**TASK GOAL:** Wherever the word "Oklahoma" appears in a line, copy that line.

**DATA PROVIDED:**

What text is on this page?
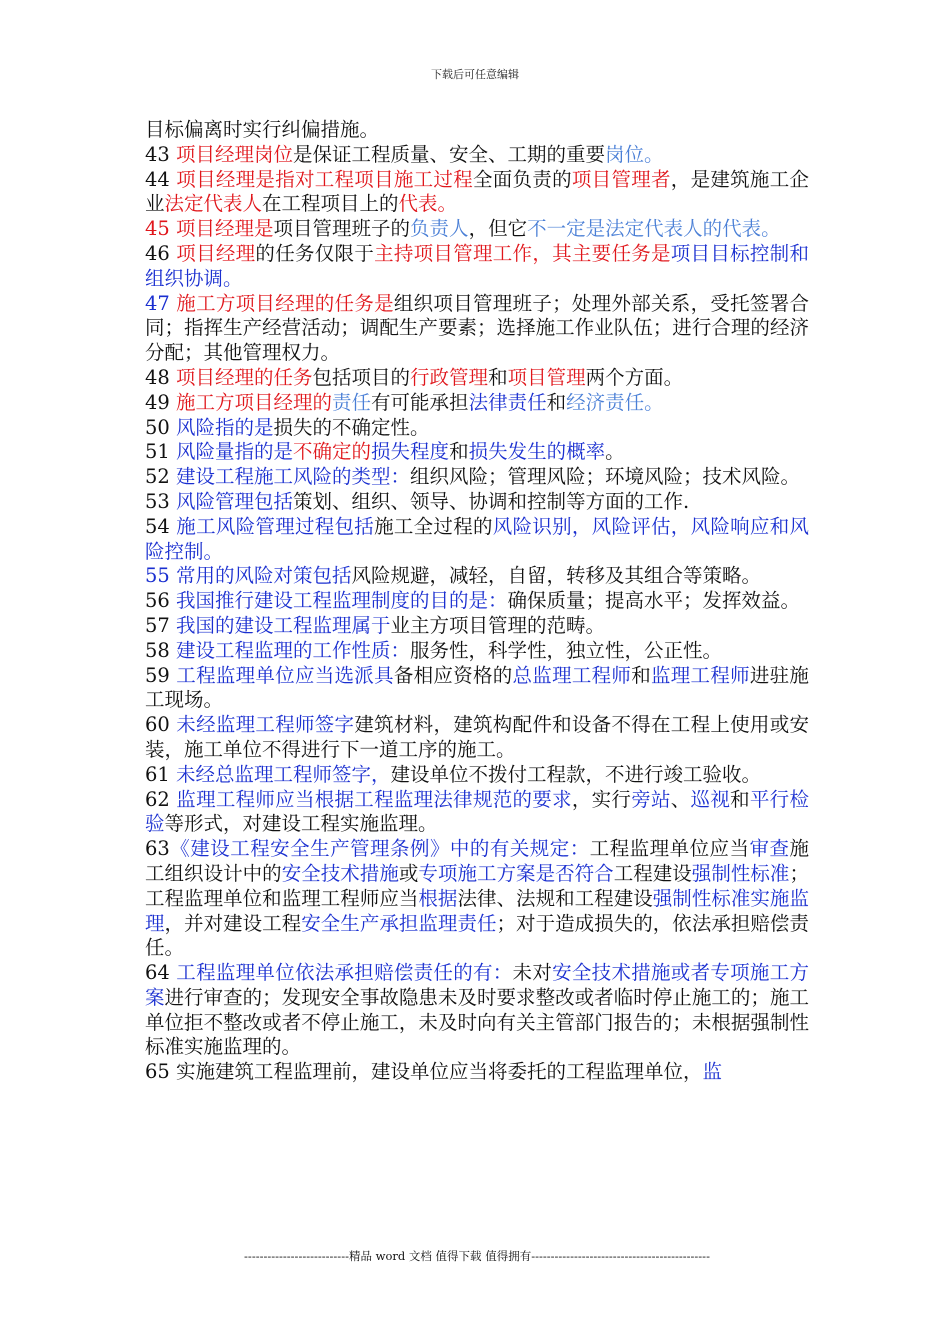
下载后可任意编辑

目标偏离时实行纠偏措施。

43 项目经理岗位是保证工程质量、安全、工期的重要岗位。

44 项目经理是指对工程项目施工过程全面负责的项目管理者，是建筑施工企业法定代表人在工程项目上的代表。

45 项目经理是项目管理班子的负责人，但它不一定是法定代表人的代表。

46 项目经理的任务仅限于主持项目管理工作，其主要任务是项目目标控制和组织协调。

47 施工方项目经理的任务是组织项目管理班子；处理外部关系，受托签署合同；指挥生产经营活动；调配生产要素；选择施工作业队伍；进行合理的经济分配；其他管理权力。

48 项目经理的任务包括项目的行政管理和项目管理两个方面。

49 施工方项目经理的责任有可能承担法律责任和经济责任。

50 风险指的是损失的不确定性。

51 风险量指的是不确定的损失程度和损失发生的概率。

52 建设工程施工风险的类型：组织风险；管理风险；环境风险；技术风险。

53 风险管理包括策划、组织、领导、协调和控制等方面的工作.

54 施工风险管理过程包括施工全过程的风险识别，风险评估，风险响应和风险控制。

55 常用的风险对策包括风险规避，减轻，自留，转移及其组合等策略。

56 我国推行建设工程监理制度的目的是：确保质量；提高水平；发挥效益。

57 我国的建设工程监理属于业主方项目管理的范畴。

58 建设工程监理的工作性质：服务性，科学性，独立性，公正性。

59 工程监理单位应当选派具备相应资格的总监理工程师和监理工程师进驻施工现场。

60 未经监理工程师签字建筑材料，建筑构配件和设备不得在工程上使用或安装，施工单位不得进行下一道工序的施工。

61 未经总监理工程师签字，建设单位不拨付工程款，不进行竣工验收。

62 监理工程师应当根据工程监理法律规范的要求，实行旁站、巡视和平行检验等形式，对建设工程实施监理。

63《建设工程安全生产管理条例》中的有关规定：工程监理单位应当审查施工组织设计中的安全技术措施或专项施工方案是否符合工程建设强制性标准；工程监理单位和监理工程师应当根据法律、法规和工程建设强制性标准实施监理，并对建设工程安全生产承担监理责任；对于造成损失的，依法承担赔偿责任。

64 工程监理单位依法承担赔偿责任的有：未对安全技术措施或者专项施工方案进行审查的；发现安全事故隐患未及时要求整改或者临时停止施工的；施工单位拒不整改或者不停止施工，未及时向有关主管部门报告的；未根据强制性标准实施监理的。

65 实施建筑工程监理前，建设单位应当将委托的工程监理单位，监

---------------------------精品 word 文档 值得下载 值得拥有----------------------------------------------
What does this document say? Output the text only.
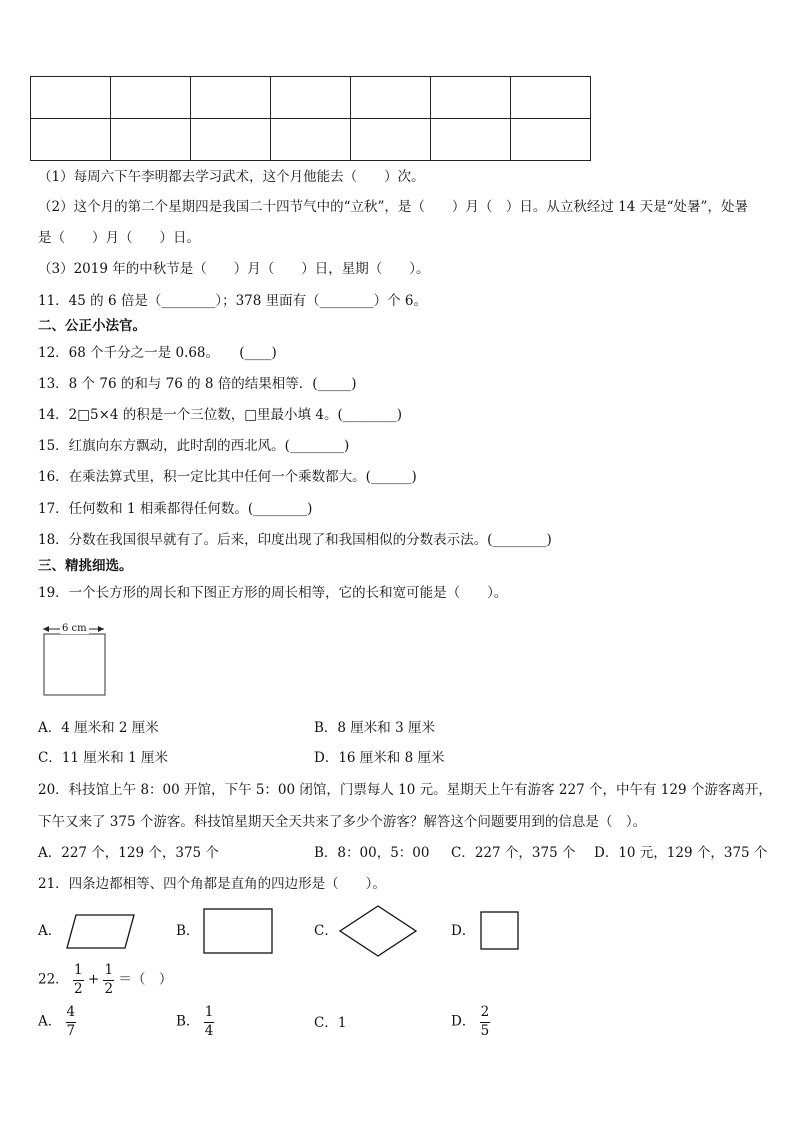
（1）每周六下午李明都去学习武术，这个月他能去（　　）次。
（2）这个月的第二个星期四是我国二十四节气中的“立秋”，是（　　）月（　）日。从立秋经过 14 天是“处暑”，处暑
是（　　）月（　　）日。
（3）2019 年的中秋节是（　　）月（　　）日，星期（　　）。
11．45 的 6 倍是（________）；378 里面有（________）个 6。
二、公正小法官。
12．68 个千分之一是 0.68。　　(____)
13．8 个 76 的和与 76 的 8 倍的结果相等．(_____)
14．2□5×4 的积是一个三位数，□里最小填 4。(________)
15．红旗向东方飘动，此时刮的西北风。(________)
16．在乘法算式里，积一定比其中任何一个乘数都大。(______)
17．任何数和 1 相乘都得任何数。(________)
18．分数在我国很早就有了。后来，印度出现了和我国相似的分数表示法。(________)
三、精挑细选。
19．一个长方形的周长和下图正方形的周长相等，它的长和宽可能是（　　）。
6 cm
A．4 厘米和 2 厘米	B．8 厘米和 3 厘米
C．11 厘米和 1 厘米	D．16 厘米和 8 厘米
20．科技馆上午 8：00 开馆，下午 5：00 闭馆，门票每人 10 元。星期天上午有游客 227 个，中午有 129 个游客离开，
下午又来了 375 个游客。科技馆星期天全天共来了多少个游客？解答这个问题要用到的信息是（　）。
A．227 个，129 个，375 个	B．8：00，5：00 C．227 个，375 个 D．10 元，129 个，375 个
21．四条边都相等、四个角都是直角的四边形是（　　）。
A．	B．	C．	D．
22． $\frac{1}{2} + \frac{1}{2}$ ＝（　）
A． $\frac{4}{7}$	B． $\frac{1}{4}$	C．1	D． $\frac{2}{5}$
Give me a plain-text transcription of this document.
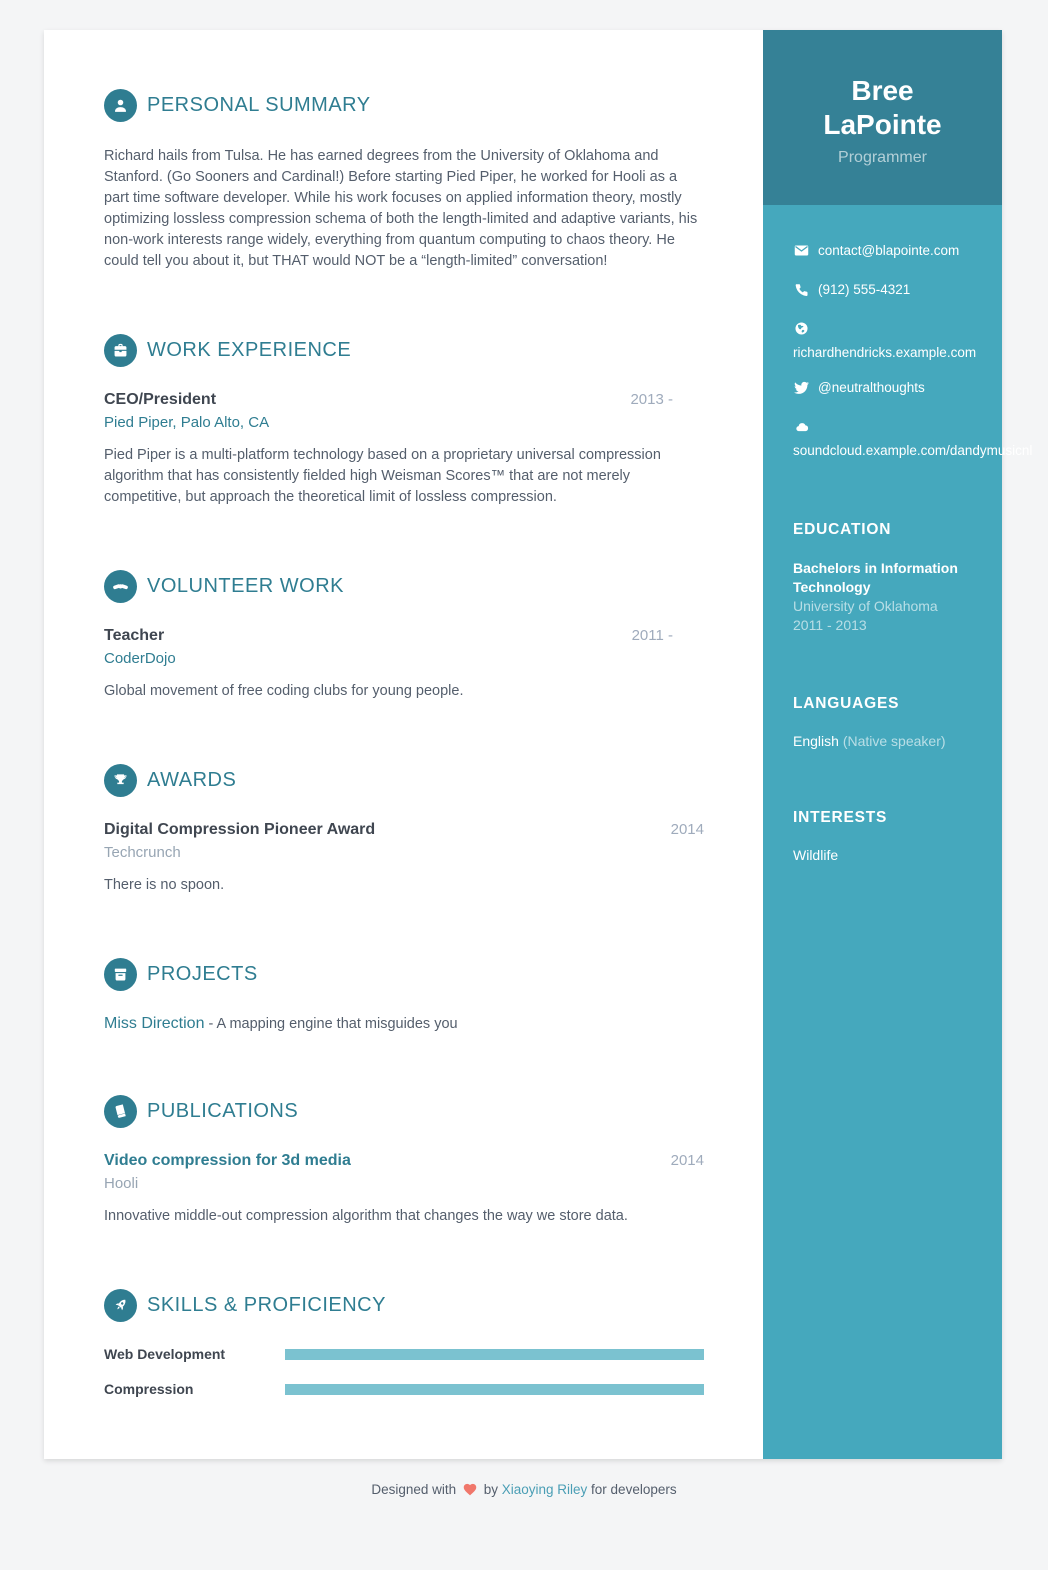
PERSONAL SUMMARY

Richard hails from Tulsa. He has earned degrees from the University of Oklahoma and Stanford. (Go Sooners and Cardinal!) Before starting Pied Piper, he worked for Hooli as a part time software developer. While his work focuses on applied information theory, mostly optimizing lossless compression schema of both the length-limited and adaptive variants, his non-work interests range widely, everything from quantum computing to chaos theory. He could tell you about it, but THAT would NOT be a “length-limited” conversation!

WORK EXPERIENCE
CEO/President	2013 -
Pied Piper, Palo Alto, CA

Pied Piper is a multi-platform technology based on a proprietary universal compression algorithm that has consistently fielded high Weisman Scores™ that are not merely competitive, but approach the theoretical limit of lossless compression.

VOLUNTEER WORK
Teacher	2011 -
CoderDojo

Global movement of free coding clubs for young people.

AWARDS
Digital Compression Pioneer Award	2014
Techcrunch

There is no spoon.

PROJECTS
Miss Direction - A mapping engine that misguides you
PUBLICATIONS
Video compression for 3d media	2014
Hooli

Innovative middle-out compression algorithm that changes the way we store data.

SKILLS & PROFICIENCY
Web Development
Compression
Bree
LaPointe
Programmer
contact@blapointe.com
(912) 555-4321
richardhendricks.example.com
@neutralthoughts
soundcloud.example.com/dandymusicnl
EDUCATION
Bachelors in Information Technology
University of Oklahoma
2011 - 2013
LANGUAGES
English (Native speaker)
INTERESTS
Wildlife
Designed with by Xiaoying Riley for developers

**WRITTEN REPLY:**
Richard hails from Tulsa. He has earned degrees from the University of Oklahoma and Stanford. (Go Sooners and Cardinal!) Before starting Pied Piper, he worked for Hooli as a part time software developer. While his work focuses on applied information theory, mostly optimizing lossless compression schema of both the length-limited and adaptive variants, his non-work interests range widely, everything from quantum computing to chaos theory. He could tell you about it, but THAT would NOT be a “length-limited” conversation!
University of Oklahoma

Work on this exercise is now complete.